-- Task input start --

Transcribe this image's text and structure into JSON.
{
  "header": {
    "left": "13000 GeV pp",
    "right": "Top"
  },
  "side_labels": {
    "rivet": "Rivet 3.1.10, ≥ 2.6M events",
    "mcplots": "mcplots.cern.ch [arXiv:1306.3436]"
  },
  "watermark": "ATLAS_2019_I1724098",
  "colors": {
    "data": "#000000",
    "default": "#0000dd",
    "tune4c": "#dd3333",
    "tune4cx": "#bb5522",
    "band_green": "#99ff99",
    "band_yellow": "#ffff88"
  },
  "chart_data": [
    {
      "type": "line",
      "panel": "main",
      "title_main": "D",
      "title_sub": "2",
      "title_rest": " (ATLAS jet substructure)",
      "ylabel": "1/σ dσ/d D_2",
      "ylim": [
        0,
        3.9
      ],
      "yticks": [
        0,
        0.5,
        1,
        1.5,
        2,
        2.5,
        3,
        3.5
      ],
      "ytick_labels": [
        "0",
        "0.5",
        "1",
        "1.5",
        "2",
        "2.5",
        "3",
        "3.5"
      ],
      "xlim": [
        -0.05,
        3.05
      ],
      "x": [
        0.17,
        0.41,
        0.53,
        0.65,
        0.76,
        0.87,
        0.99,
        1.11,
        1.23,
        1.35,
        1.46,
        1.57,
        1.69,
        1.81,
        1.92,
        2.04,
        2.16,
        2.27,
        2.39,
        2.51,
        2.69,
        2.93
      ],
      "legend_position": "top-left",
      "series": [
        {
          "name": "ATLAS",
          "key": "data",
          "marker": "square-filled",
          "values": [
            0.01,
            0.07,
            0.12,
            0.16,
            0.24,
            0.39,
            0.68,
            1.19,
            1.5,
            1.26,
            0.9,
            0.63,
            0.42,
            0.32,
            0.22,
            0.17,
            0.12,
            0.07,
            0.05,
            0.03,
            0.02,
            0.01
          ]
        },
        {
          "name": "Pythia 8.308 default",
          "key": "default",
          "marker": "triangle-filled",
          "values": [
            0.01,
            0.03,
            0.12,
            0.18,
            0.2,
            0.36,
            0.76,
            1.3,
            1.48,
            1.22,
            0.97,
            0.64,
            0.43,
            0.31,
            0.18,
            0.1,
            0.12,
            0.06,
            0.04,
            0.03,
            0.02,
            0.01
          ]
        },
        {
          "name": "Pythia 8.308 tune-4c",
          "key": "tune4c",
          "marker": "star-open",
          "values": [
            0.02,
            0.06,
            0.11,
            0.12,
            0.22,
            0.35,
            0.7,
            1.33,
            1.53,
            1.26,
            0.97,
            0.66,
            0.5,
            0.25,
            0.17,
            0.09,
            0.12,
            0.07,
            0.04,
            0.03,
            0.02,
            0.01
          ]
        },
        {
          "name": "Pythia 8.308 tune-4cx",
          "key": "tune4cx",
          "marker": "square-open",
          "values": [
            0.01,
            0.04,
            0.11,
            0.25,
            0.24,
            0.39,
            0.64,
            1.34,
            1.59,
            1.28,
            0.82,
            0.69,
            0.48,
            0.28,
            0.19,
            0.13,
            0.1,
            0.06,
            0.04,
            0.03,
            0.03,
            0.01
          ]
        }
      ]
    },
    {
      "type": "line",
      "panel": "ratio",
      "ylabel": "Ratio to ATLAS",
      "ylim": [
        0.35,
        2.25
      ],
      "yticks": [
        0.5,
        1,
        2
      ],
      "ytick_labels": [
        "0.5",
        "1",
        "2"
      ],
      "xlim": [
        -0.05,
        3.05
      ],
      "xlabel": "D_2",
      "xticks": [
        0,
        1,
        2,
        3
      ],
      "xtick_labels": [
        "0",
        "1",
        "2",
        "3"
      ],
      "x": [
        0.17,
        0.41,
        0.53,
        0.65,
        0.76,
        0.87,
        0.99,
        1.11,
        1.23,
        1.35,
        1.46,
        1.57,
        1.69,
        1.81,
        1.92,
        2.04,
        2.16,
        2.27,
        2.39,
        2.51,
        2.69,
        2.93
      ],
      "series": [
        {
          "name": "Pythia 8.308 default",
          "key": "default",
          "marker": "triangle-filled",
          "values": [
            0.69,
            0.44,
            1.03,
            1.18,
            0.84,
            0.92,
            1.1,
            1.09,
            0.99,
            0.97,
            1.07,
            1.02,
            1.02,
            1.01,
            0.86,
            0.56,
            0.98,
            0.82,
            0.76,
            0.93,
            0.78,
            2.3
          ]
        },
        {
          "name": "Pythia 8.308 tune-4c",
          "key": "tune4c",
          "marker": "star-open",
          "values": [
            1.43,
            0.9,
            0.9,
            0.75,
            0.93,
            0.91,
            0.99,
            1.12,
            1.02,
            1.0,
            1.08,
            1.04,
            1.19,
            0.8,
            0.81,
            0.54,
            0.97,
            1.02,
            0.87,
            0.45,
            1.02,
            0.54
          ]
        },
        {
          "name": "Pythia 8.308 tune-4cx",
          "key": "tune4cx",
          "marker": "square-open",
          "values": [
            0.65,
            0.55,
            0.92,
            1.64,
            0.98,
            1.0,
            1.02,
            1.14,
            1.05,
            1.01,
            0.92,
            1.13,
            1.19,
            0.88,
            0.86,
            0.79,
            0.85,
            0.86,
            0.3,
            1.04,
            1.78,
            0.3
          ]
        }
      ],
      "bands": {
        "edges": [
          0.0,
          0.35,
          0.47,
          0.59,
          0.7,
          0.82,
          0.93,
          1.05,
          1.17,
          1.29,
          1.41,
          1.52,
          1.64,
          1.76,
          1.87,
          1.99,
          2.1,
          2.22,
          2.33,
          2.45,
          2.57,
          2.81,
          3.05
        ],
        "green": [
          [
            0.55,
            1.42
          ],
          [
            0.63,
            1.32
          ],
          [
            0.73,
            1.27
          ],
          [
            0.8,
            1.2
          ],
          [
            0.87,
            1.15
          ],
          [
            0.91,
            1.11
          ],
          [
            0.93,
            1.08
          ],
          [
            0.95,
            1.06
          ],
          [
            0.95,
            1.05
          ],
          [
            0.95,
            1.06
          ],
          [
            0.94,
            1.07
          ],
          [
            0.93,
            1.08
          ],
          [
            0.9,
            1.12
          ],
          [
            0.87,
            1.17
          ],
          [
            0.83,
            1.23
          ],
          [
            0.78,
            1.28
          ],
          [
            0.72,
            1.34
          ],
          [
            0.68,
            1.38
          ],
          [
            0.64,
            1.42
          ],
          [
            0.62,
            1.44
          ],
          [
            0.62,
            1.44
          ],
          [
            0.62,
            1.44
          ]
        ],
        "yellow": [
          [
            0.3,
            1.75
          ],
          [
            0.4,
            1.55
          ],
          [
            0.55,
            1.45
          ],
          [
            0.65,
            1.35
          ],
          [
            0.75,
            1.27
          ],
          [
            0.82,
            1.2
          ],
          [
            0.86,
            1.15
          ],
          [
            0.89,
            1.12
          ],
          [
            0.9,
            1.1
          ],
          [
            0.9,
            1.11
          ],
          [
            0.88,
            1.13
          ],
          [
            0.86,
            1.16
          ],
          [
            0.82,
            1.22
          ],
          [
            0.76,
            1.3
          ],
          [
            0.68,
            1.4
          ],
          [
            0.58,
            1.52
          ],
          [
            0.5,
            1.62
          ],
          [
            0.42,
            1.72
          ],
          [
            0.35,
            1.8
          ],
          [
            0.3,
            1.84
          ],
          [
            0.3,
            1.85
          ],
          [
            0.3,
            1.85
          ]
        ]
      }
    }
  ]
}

-- Task input end --

[Description of the task]:
Extract the listing in its entirety and repeat it exactly.

[Answer to the exercise]:
Transcribe this image's text and structure into JSON.
{
  "header": {
    "left": "13000 GeV pp",
    "right": "Top"
  },
  "side_labels": {
    "rivet": "Rivet 3.1.10, ≥ 2.6M events",
    "mcplots": "mcplots.cern.ch [arXiv:1306.3436]"
  },
  "watermark": "ATLAS_2019_I1724098",
  "colors": {
    "data": "#000000",
    "default": "#0000dd",
    "tune4c": "#dd3333",
    "tune4cx": "#bb5522",
    "band_green": "#99ff99",
    "band_yellow": "#ffff88"
  },
  "chart_data": [
    {
      "type": "line",
      "panel": "main",
      "title_main": "D",
      "title_sub": "2",
      "title_rest": " (ATLAS jet substructure)",
      "ylabel": "1/σ dσ/d D_2",
      "ylim": [
        0,
        3.9
      ],
      "yticks": [
        0,
        0.5,
        1,
        1.5,
        2,
        2.5,
        3,
        3.5
      ],
      "ytick_labels": [
        "0",
        "0.5",
        "1",
        "1.5",
        "2",
        "2.5",
        "3",
        "3.5"
      ],
      "xlim": [
        -0.05,
        3.05
      ],
      "x": [
        0.17,
        0.41,
        0.53,
        0.65,
        0.76,
        0.87,
        0.99,
        1.11,
        1.23,
        1.35,
        1.46,
        1.57,
        1.69,
        1.81,
        1.92,
        2.04,
        2.16,
        2.27,
        2.39,
        2.51,
        2.69,
        2.93
      ],
      "legend_position": "top-left",
      "series": [
        {
          "name": "ATLAS",
          "key": "data",
          "marker": "square-filled",
          "values": [
            0.01,
            0.07,
            0.12,
            0.16,
            0.24,
            0.39,
            0.68,
            1.19,
            1.5,
            1.26,
            0.9,
            0.63,
            0.42,
            0.32,
            0.22,
            0.17,
            0.12,
            0.07,
            0.05,
            0.03,
            0.02,
            0.01
          ]
        },
        {
          "name": "Pythia 8.308 default",
          "key": "default",
          "marker": "triangle-filled",
          "values": [
            0.01,
            0.03,
            0.12,
            0.18,
            0.2,
            0.36,
            0.76,
            1.3,
            1.48,
            1.22,
            0.97,
            0.64,
            0.43,
            0.31,
            0.18,
            0.1,
            0.12,
            0.06,
            0.04,
            0.03,
            0.02,
            0.01
          ]
        },
        {
          "name": "Pythia 8.308 tune-4c",
          "key": "tune4c",
          "marker": "star-open",
          "values": [
            0.02,
            0.06,
            0.11,
            0.12,
            0.22,
            0.35,
            0.7,
            1.33,
            1.53,
            1.26,
            0.97,
            0.66,
            0.5,
            0.25,
            0.17,
            0.09,
            0.12,
            0.07,
            0.04,
            0.03,
            0.02,
            0.01
          ]
        },
        {
          "name": "Pythia 8.308 tune-4cx",
          "key": "tune4cx",
          "marker": "square-open",
          "values": [
            0.01,
            0.04,
            0.11,
            0.25,
            0.24,
            0.39,
            0.64,
            1.34,
            1.59,
            1.28,
            0.82,
            0.69,
            0.48,
            0.28,
            0.19,
            0.13,
            0.1,
            0.06,
            0.04,
            0.03,
            0.03,
            0.01
          ]
        }
      ]
    },
    {
      "type": "line",
      "panel": "ratio",
      "ylabel": "Ratio to ATLAS",
      "ylim": [
        0.35,
        2.25
      ],
      "yticks": [
        0.5,
        1,
        2
      ],
      "ytick_labels": [
        "0.5",
        "1",
        "2"
      ],
      "xlim": [
        -0.05,
        3.05
      ],
      "xlabel": "D_2",
      "xticks": [
        0,
        1,
        2,
        3
      ],
      "xtick_labels": [
        "0",
        "1",
        "2",
        "3"
      ],
      "x": [
        0.17,
        0.41,
        0.53,
        0.65,
        0.76,
        0.87,
        0.99,
        1.11,
        1.23,
        1.35,
        1.46,
        1.57,
        1.69,
        1.81,
        1.92,
        2.04,
        2.16,
        2.27,
        2.39,
        2.51,
        2.69,
        2.93
      ],
      "series": [
        {
          "name": "Pythia 8.308 default",
          "key": "default",
          "marker": "triangle-filled",
          "values": [
            0.69,
            0.44,
            1.03,
            1.18,
            0.84,
            0.92,
            1.1,
            1.09,
            0.99,
            0.97,
            1.07,
            1.02,
            1.02,
            1.01,
            0.86,
            0.56,
            0.98,
            0.82,
            0.76,
            0.93,
            0.78,
            2.3
          ]
        },
        {
          "name": "Pythia 8.308 tune-4c",
          "key": "tune4c",
          "marker": "star-open",
          "values": [
            1.43,
            0.9,
            0.9,
            0.75,
            0.93,
            0.91,
            0.99,
            1.12,
            1.02,
            1.0,
            1.08,
            1.04,
            1.19,
            0.8,
            0.81,
            0.54,
            0.97,
            1.02,
            0.87,
            0.45,
            1.02,
            0.54
          ]
        },
        {
          "name": "Pythia 8.308 tune-4cx",
          "key": "tune4cx",
          "marker": "square-open",
          "values": [
            0.65,
            0.55,
            0.92,
            1.64,
            0.98,
            1.0,
            1.02,
            1.14,
            1.05,
            1.01,
            0.92,
            1.13,
            1.19,
            0.88,
            0.86,
            0.79,
            0.85,
            0.86,
            0.3,
            1.04,
            1.78,
            0.3
          ]
        }
      ],
      "bands": {
        "edges": [
          0.0,
          0.35,
          0.47,
          0.59,
          0.7,
          0.82,
          0.93,
          1.05,
          1.17,
          1.29,
          1.41,
          1.52,
          1.64,
          1.76,
          1.87,
          1.99,
          2.1,
          2.22,
          2.33,
          2.45,
          2.57,
          2.81,
          3.05
        ],
        "green": [
          [
            0.55,
            1.42
          ],
          [
            0.63,
            1.32
          ],
          [
            0.73,
            1.27
          ],
          [
            0.8,
            1.2
          ],
          [
            0.87,
            1.15
          ],
          [
            0.91,
            1.11
          ],
          [
            0.93,
            1.08
          ],
          [
            0.95,
            1.06
          ],
          [
            0.95,
            1.05
          ],
          [
            0.95,
            1.06
          ],
          [
            0.94,
            1.07
          ],
          [
            0.93,
            1.08
          ],
          [
            0.9,
            1.12
          ],
          [
            0.87,
            1.17
          ],
          [
            0.83,
            1.23
          ],
          [
            0.78,
            1.28
          ],
          [
            0.72,
            1.34
          ],
          [
            0.68,
            1.38
          ],
          [
            0.64,
            1.42
          ],
          [
            0.62,
            1.44
          ],
          [
            0.62,
            1.44
          ],
          [
            0.62,
            1.44
          ]
        ],
        "yellow": [
          [
            0.3,
            1.75
          ],
          [
            0.4,
            1.55
          ],
          [
            0.55,
            1.45
          ],
          [
            0.65,
            1.35
          ],
          [
            0.75,
            1.27
          ],
          [
            0.82,
            1.2
          ],
          [
            0.86,
            1.15
          ],
          [
            0.89,
            1.12
          ],
          [
            0.9,
            1.1
          ],
          [
            0.9,
            1.11
          ],
          [
            0.88,
            1.13
          ],
          [
            0.86,
            1.16
          ],
          [
            0.82,
            1.22
          ],
          [
            0.76,
            1.3
          ],
          [
            0.68,
            1.4
          ],
          [
            0.58,
            1.52
          ],
          [
            0.5,
            1.62
          ],
          [
            0.42,
            1.72
          ],
          [
            0.35,
            1.8
          ],
          [
            0.3,
            1.84
          ],
          [
            0.3,
            1.85
          ],
          [
            0.3,
            1.85
          ]
        ]
      }
    }
  ]
}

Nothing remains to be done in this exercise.